### DATA SUPPLIED ###
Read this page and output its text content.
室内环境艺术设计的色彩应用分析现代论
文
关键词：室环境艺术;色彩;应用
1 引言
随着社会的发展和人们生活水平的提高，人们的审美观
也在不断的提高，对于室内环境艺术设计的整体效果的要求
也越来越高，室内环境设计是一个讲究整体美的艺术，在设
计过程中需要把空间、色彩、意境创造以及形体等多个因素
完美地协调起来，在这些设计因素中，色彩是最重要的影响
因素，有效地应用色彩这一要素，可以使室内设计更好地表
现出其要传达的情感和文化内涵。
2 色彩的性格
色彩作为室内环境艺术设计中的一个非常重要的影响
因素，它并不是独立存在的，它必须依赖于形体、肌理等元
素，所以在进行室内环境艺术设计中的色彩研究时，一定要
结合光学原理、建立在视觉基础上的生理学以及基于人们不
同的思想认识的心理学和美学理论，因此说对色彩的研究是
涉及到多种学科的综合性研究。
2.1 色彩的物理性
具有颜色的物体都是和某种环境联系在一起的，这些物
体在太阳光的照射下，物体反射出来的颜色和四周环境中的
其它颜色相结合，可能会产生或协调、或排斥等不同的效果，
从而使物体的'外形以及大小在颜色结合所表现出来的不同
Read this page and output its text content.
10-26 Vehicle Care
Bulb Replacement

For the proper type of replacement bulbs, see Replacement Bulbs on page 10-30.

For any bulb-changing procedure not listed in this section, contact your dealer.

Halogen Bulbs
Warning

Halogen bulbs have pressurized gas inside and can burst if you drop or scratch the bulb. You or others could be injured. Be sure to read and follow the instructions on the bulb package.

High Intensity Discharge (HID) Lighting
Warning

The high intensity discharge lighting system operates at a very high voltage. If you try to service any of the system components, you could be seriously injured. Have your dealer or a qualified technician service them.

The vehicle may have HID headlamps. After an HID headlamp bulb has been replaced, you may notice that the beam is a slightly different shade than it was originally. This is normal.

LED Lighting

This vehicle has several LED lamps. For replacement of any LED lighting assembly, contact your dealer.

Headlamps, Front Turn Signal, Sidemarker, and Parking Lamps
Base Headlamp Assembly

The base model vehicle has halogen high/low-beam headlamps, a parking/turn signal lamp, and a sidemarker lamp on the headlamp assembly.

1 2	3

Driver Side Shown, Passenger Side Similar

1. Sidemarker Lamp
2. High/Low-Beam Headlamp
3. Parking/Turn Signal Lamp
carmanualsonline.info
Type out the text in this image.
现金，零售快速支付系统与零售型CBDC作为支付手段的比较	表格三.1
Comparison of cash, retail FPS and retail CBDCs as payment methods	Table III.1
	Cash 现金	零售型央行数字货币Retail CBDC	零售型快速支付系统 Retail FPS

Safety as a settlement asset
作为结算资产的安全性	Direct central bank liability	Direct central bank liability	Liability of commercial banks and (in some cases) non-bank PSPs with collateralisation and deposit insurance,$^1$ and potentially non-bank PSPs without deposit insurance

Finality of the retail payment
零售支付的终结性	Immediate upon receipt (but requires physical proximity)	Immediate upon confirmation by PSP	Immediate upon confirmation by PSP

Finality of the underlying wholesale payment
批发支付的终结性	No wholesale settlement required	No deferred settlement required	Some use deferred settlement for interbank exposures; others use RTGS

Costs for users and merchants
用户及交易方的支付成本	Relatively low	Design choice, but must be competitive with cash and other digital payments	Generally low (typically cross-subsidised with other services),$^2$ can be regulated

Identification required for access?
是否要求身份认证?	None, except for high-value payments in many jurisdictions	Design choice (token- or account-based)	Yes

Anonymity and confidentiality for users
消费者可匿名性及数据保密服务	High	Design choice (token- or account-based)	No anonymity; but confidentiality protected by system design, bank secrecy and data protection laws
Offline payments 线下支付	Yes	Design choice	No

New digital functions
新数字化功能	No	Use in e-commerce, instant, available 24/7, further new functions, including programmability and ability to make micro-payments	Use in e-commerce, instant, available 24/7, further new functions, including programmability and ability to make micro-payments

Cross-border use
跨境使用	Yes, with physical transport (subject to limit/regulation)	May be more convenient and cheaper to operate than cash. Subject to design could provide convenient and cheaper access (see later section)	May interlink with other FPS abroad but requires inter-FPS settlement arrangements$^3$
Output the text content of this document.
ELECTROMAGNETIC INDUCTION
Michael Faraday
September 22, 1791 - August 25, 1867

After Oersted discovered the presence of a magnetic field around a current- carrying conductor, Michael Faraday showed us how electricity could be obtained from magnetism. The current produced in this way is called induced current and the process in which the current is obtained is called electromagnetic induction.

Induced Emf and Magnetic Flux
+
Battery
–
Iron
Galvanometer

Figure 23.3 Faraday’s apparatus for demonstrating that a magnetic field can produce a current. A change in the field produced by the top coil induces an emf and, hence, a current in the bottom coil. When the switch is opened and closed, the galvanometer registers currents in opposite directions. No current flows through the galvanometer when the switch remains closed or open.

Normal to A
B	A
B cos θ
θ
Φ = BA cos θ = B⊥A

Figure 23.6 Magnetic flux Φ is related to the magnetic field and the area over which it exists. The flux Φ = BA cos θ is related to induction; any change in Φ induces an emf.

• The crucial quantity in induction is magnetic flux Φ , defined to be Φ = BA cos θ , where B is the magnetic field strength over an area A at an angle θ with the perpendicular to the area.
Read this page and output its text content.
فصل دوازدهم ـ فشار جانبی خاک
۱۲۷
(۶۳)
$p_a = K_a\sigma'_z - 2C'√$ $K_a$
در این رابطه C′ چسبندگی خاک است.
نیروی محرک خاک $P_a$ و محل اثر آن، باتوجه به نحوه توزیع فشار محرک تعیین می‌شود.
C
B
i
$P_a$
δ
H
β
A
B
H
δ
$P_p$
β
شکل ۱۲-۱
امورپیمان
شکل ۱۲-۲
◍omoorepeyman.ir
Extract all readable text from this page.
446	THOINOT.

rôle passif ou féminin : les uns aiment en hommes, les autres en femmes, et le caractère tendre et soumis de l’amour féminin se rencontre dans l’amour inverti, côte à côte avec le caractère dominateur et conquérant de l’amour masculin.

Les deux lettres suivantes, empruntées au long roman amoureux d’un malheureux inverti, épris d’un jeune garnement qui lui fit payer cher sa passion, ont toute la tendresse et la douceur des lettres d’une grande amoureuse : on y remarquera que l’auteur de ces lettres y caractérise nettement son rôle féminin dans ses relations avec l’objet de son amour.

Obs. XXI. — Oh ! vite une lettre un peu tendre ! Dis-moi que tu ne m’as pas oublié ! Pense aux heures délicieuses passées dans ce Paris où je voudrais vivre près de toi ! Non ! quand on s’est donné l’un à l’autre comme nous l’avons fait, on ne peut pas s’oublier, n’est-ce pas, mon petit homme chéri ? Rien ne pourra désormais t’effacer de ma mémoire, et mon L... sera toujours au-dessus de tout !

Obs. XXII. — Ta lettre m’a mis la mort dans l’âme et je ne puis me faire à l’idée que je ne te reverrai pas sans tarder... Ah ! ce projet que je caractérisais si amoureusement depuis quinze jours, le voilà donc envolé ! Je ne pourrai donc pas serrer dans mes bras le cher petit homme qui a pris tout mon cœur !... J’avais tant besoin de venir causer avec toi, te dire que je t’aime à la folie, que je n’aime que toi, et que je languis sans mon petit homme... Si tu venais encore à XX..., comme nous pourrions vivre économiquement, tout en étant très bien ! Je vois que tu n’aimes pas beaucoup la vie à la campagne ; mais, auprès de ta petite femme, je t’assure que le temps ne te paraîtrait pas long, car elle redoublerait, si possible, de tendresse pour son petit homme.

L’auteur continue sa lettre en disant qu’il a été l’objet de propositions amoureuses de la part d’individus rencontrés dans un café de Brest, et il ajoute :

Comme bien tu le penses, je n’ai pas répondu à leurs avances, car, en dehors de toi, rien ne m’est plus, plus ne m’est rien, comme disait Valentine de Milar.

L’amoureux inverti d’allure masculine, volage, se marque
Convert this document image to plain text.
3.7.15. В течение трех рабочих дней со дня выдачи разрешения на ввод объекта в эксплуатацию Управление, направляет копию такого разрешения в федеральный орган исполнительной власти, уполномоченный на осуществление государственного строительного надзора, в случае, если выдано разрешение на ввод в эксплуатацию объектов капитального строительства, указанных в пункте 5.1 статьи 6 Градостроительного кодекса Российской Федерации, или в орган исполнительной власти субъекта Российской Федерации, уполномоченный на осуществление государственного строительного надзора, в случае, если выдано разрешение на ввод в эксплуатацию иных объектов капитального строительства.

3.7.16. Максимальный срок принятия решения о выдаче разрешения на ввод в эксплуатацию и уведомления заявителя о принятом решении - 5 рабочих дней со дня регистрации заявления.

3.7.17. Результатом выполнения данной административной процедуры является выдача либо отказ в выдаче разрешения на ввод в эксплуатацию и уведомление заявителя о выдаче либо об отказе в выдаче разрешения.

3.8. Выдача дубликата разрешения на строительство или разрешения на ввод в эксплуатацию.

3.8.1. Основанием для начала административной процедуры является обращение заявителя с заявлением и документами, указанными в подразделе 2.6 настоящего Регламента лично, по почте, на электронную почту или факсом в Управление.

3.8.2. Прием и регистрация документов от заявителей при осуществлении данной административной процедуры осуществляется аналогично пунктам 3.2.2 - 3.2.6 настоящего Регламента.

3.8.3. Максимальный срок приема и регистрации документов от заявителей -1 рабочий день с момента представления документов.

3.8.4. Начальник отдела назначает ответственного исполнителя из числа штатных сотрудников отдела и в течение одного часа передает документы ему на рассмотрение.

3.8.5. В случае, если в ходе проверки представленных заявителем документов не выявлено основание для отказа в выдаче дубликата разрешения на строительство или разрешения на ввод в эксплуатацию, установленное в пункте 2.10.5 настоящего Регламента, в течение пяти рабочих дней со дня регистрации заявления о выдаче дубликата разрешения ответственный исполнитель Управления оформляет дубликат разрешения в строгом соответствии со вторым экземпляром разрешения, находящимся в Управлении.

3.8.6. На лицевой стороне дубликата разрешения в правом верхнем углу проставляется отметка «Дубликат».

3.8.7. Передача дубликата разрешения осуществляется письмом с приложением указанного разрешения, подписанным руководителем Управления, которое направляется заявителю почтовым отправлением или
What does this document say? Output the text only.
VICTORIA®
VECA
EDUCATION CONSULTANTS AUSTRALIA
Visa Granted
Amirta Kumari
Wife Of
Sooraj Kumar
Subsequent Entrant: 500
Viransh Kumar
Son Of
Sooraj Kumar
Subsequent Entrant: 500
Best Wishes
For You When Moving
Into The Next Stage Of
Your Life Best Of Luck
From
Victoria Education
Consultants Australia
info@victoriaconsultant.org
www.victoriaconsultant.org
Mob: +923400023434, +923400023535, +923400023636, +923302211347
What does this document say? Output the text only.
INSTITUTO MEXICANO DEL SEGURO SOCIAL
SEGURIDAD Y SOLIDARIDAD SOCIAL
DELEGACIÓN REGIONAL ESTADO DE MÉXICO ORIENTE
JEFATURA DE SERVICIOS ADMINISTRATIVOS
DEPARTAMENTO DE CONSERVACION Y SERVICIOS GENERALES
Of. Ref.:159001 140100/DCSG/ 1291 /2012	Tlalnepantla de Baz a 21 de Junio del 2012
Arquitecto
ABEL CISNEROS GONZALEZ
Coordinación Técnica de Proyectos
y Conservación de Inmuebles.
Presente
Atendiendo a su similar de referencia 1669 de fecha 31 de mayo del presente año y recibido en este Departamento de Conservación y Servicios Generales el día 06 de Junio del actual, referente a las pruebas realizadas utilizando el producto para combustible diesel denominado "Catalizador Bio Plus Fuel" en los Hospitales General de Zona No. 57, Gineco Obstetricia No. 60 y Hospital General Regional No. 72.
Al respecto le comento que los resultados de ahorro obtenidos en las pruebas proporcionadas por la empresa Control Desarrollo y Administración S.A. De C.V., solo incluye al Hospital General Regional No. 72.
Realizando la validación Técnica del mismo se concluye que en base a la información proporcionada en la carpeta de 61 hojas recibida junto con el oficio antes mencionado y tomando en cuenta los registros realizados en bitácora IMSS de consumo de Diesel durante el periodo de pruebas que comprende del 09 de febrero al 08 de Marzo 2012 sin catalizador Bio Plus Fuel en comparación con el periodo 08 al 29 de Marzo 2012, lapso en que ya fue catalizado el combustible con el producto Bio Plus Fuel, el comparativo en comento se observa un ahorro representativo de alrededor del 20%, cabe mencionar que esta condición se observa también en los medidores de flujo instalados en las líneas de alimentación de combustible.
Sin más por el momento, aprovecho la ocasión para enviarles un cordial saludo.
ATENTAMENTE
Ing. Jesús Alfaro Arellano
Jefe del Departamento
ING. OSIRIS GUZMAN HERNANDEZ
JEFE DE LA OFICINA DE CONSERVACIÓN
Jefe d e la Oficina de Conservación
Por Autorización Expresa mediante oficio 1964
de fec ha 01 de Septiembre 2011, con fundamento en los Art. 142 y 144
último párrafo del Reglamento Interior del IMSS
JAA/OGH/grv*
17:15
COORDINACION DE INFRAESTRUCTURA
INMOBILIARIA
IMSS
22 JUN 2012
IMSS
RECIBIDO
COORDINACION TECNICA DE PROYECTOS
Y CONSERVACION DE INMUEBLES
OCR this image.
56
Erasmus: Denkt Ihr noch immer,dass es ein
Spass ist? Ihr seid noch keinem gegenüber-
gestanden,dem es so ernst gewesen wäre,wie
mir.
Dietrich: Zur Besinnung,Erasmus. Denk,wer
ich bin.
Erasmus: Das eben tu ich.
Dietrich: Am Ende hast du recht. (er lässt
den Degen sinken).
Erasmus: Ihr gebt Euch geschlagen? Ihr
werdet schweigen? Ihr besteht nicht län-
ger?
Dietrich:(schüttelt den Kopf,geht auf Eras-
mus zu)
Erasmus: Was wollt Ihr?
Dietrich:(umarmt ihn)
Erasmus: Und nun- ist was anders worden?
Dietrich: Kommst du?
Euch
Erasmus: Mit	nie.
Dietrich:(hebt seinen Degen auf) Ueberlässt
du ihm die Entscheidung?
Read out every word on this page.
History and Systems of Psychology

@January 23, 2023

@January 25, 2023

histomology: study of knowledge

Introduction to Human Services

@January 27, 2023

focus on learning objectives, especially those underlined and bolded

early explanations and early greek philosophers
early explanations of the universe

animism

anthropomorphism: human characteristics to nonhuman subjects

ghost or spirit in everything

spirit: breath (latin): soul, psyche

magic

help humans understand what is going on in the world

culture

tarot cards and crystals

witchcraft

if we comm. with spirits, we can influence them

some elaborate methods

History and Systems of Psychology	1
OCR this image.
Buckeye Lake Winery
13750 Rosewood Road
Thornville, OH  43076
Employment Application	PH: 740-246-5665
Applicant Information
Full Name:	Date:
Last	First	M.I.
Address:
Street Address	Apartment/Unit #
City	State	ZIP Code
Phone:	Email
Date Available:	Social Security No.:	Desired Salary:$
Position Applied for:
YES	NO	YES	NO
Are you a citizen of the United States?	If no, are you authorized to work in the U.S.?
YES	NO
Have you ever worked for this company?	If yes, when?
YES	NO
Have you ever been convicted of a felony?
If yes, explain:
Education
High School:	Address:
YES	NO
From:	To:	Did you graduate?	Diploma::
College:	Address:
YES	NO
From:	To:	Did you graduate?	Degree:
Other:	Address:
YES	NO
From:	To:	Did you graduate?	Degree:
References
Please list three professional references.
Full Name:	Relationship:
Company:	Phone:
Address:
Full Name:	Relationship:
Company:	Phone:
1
###
SET TASK: Report the number of lines in the entries above that include the string "access". Give nothing but the number.

RESULT FOR THIS TASK: 2